**** MATERIAL FOR THE TASK ****

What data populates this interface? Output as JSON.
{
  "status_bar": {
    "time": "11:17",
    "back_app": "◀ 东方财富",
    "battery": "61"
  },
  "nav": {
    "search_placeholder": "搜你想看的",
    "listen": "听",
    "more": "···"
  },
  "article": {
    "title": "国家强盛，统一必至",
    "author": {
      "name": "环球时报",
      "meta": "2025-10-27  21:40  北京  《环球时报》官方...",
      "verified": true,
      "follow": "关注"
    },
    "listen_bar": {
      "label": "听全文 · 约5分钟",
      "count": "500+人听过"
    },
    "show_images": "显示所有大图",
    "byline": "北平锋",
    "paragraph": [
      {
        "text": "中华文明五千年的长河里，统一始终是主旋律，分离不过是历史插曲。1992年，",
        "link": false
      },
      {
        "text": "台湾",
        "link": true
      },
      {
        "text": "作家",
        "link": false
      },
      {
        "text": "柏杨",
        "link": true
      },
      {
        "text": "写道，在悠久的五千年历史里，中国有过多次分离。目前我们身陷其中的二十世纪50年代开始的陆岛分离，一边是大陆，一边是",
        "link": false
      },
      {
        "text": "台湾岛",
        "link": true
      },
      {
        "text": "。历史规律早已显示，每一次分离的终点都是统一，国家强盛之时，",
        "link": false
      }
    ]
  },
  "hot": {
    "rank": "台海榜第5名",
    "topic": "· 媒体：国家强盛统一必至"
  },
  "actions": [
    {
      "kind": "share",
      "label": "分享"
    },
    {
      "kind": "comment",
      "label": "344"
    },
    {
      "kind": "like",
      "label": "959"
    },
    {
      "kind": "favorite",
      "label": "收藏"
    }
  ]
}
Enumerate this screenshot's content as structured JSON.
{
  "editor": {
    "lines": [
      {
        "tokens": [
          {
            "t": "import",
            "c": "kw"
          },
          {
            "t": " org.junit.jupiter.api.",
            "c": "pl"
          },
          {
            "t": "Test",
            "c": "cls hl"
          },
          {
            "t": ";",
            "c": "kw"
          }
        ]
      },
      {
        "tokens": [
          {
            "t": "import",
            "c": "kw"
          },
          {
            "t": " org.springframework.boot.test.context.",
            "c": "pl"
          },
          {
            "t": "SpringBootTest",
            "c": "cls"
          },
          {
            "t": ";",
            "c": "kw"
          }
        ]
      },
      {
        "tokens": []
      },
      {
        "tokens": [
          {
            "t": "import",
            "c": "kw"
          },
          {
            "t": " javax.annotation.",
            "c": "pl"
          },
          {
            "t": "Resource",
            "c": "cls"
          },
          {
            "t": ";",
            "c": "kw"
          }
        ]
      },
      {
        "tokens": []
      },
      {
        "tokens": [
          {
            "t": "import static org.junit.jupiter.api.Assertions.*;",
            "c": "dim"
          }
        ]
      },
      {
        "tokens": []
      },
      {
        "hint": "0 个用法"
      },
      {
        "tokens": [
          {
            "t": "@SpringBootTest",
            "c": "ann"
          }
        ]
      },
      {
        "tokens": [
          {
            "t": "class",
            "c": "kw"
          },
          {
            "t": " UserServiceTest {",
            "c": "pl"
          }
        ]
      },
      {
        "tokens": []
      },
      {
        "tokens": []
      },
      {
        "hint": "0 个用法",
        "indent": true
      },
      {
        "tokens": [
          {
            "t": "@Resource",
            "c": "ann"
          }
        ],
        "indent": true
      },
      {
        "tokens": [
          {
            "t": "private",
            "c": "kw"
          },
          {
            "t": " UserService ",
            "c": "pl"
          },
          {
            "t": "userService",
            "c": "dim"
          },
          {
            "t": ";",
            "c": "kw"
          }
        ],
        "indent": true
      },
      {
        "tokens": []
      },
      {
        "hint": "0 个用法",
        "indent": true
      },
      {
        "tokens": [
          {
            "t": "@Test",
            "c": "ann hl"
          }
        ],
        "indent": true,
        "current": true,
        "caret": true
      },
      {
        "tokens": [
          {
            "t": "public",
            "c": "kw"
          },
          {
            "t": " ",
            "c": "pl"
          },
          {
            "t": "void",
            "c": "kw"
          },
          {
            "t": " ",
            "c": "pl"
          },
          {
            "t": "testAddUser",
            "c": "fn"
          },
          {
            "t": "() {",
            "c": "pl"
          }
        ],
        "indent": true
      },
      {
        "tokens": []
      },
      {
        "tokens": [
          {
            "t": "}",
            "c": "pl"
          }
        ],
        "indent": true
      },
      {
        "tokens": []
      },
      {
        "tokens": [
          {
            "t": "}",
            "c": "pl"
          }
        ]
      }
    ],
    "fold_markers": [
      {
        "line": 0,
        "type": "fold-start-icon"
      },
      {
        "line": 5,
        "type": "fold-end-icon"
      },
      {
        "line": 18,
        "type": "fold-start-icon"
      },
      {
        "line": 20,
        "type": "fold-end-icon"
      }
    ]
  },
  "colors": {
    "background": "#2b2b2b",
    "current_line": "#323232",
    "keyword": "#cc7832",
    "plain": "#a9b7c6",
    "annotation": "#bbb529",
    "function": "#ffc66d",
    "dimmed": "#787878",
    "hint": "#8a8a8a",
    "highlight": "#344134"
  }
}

****

STATED PROBLEM:
Return each line that includes "hint".

TASK OUTPUT:
        "hint": "0 个用法"
        "hint": "0 个用法",
        "hint": "0 个用法",
    "hint": "#8a8a8a",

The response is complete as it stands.